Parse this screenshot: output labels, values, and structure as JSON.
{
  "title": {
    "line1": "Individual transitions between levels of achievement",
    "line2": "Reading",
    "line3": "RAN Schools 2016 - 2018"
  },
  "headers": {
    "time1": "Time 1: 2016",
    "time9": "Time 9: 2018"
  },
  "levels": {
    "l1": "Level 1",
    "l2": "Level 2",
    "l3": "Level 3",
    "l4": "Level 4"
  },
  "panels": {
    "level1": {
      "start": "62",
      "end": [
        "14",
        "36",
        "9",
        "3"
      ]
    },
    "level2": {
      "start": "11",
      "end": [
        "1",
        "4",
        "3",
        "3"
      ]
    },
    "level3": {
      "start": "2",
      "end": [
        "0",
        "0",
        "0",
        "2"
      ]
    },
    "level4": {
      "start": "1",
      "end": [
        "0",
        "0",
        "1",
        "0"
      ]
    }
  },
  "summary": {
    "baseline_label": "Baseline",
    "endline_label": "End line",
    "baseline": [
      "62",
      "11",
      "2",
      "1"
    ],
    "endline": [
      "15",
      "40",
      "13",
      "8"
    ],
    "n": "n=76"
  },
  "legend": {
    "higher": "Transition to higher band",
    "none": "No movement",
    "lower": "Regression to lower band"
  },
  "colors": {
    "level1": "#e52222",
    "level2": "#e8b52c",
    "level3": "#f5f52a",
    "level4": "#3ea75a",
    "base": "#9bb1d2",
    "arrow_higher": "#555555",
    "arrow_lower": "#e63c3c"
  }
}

++++++

TASK DESCRIPTION:
Please quote the data above in full, with no line missing.

SOLUTION:
Parse this screenshot: output labels, values, and structure as JSON.
{
  "title": {
    "line1": "Individual transitions between levels of achievement",
    "line2": "Reading",
    "line3": "RAN Schools 2016 - 2018"
  },
  "headers": {
    "time1": "Time 1: 2016",
    "time9": "Time 9: 2018"
  },
  "levels": {
    "l1": "Level 1",
    "l2": "Level 2",
    "l3": "Level 3",
    "l4": "Level 4"
  },
  "panels": {
    "level1": {
      "start": "62",
      "end": [
        "14",
        "36",
        "9",
        "3"
      ]
    },
    "level2": {
      "start": "11",
      "end": [
        "1",
        "4",
        "3",
        "3"
      ]
    },
    "level3": {
      "start": "2",
      "end": [
        "0",
        "0",
        "0",
        "2"
      ]
    },
    "level4": {
      "start": "1",
      "end": [
        "0",
        "0",
        "1",
        "0"
      ]
    }
  },
  "summary": {
    "baseline_label": "Baseline",
    "endline_label": "End line",
    "baseline": [
      "62",
      "11",
      "2",
      "1"
    ],
    "endline": [
      "15",
      "40",
      "13",
      "8"
    ],
    "n": "n=76"
  },
  "legend": {
    "higher": "Transition to higher band",
    "none": "No movement",
    "lower": "Regression to lower band"
  },
  "colors": {
    "level1": "#e52222",
    "level2": "#e8b52c",
    "level3": "#f5f52a",
    "level4": "#3ea75a",
    "base": "#9bb1d2",
    "arrow_higher": "#555555",
    "arrow_lower": "#e63c3c"
  }
}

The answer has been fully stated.